Copy out the entries verbatim, from their first line through the line containing "- tick-mark: [360, 252, 361, 257]".

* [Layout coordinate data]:
______________________________

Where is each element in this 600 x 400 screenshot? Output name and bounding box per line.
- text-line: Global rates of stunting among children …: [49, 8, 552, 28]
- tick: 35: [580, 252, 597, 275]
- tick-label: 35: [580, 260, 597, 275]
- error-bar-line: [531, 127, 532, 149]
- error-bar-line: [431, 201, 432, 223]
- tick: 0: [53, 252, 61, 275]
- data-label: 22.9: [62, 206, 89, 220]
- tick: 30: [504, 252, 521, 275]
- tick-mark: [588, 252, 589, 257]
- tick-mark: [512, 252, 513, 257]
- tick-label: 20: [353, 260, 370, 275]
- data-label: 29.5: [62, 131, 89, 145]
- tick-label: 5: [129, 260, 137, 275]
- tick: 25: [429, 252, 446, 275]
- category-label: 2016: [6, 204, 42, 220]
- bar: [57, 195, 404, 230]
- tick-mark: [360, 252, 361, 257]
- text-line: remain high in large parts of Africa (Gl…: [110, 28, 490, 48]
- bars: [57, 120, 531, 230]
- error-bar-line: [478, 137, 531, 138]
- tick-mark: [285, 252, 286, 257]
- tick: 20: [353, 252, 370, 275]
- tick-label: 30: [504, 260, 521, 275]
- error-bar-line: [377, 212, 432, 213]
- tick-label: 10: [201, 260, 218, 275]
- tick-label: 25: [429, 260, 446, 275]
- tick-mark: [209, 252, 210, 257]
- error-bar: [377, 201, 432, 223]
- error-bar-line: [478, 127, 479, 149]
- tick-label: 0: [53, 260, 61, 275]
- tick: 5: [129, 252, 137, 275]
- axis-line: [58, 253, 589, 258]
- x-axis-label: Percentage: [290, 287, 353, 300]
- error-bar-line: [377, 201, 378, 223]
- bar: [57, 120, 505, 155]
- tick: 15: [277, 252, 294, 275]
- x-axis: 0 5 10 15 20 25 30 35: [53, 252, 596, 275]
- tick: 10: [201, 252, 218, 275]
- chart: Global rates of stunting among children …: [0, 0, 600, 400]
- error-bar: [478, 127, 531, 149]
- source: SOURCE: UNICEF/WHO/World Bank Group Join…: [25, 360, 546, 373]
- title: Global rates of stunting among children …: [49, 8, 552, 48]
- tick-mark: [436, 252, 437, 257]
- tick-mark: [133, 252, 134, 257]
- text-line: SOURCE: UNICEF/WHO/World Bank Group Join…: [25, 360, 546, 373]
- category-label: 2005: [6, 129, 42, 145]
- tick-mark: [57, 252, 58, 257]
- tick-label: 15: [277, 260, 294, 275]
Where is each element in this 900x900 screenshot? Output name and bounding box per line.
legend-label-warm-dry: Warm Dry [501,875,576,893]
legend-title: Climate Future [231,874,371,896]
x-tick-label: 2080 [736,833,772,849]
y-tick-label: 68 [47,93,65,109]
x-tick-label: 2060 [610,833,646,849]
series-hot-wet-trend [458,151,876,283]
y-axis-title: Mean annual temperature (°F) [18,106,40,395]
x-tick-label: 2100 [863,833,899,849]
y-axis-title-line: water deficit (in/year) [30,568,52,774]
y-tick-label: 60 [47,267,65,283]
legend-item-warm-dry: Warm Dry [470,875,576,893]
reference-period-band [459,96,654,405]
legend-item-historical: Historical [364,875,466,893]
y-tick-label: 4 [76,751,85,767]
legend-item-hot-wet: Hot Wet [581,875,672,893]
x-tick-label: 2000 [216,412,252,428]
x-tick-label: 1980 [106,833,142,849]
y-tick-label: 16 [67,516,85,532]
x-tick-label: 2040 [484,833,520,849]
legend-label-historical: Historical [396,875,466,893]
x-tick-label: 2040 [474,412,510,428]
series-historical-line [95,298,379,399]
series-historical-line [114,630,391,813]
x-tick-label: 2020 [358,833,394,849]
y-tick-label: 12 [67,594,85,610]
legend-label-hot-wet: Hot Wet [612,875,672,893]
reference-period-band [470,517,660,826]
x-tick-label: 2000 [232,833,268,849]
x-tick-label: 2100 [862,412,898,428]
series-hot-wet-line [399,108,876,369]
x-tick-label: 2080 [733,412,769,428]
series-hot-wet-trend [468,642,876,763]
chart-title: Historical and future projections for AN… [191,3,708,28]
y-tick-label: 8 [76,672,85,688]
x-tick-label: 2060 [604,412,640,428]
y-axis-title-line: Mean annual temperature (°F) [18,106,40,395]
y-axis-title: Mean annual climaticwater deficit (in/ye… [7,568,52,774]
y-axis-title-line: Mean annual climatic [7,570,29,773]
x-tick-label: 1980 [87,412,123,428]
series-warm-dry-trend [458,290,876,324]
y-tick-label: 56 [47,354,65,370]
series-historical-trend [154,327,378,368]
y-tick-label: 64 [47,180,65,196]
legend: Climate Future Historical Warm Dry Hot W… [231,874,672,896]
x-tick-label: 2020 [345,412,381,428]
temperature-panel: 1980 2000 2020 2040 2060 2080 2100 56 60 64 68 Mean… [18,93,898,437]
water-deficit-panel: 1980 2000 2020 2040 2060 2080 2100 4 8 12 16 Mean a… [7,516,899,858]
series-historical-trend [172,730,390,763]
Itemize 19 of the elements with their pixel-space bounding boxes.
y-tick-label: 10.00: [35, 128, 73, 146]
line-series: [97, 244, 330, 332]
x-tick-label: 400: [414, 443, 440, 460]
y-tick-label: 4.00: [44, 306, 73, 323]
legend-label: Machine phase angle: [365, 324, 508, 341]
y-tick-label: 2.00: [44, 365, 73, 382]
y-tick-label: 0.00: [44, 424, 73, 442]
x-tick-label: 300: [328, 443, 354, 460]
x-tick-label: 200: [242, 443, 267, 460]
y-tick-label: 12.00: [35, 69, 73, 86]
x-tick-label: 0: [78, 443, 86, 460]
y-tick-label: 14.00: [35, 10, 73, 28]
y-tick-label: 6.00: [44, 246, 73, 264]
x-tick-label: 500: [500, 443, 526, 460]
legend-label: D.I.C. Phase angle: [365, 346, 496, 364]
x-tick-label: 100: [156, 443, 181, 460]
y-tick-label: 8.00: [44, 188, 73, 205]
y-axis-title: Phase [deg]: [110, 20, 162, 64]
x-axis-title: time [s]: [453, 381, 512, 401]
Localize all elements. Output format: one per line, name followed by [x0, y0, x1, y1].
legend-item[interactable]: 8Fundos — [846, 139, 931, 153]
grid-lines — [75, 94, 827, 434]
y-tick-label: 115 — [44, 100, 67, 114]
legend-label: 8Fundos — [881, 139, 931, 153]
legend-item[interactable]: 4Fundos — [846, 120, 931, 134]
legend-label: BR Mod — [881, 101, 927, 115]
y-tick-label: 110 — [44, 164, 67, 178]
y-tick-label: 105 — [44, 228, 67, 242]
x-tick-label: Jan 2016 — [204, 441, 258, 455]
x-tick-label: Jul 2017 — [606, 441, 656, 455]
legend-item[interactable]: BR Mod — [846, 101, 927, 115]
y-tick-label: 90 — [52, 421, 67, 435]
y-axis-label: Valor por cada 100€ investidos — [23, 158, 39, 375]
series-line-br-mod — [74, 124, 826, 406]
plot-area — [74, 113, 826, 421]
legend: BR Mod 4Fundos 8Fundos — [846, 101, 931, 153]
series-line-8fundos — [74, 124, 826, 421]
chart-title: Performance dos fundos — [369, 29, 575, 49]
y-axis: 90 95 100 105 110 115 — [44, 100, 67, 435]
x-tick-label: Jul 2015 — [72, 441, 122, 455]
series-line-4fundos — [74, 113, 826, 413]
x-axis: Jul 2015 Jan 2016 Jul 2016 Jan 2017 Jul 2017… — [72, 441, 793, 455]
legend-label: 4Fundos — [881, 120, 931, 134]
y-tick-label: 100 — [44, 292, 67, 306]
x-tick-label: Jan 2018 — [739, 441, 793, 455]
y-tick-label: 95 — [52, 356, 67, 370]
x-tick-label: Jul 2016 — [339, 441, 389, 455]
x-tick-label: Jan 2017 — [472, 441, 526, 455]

______________________________

* [OUTPUT OF THE TASK]:
Where is each element in this 600 x 400 screenshot? Output name and bounding box per line.
- text-line: Global rates of stunting among children …: [49, 8, 552, 28]
- tick: 35: [580, 252, 597, 275]
- tick-label: 35: [580, 260, 597, 275]
- error-bar-line: [531, 127, 532, 149]
- error-bar-line: [431, 201, 432, 223]
- tick: 0: [53, 252, 61, 275]
- data-label: 22.9: [62, 206, 89, 220]
- tick: 30: [504, 252, 521, 275]
- tick-mark: [588, 252, 589, 257]
- tick-mark: [512, 252, 513, 257]
- tick-label: 20: [353, 260, 370, 275]
- data-label: 29.5: [62, 131, 89, 145]
- tick-label: 5: [129, 260, 137, 275]
- tick: 25: [429, 252, 446, 275]
- category-label: 2016: [6, 204, 42, 220]
- bar: [57, 195, 404, 230]
- tick-mark: [360, 252, 361, 257]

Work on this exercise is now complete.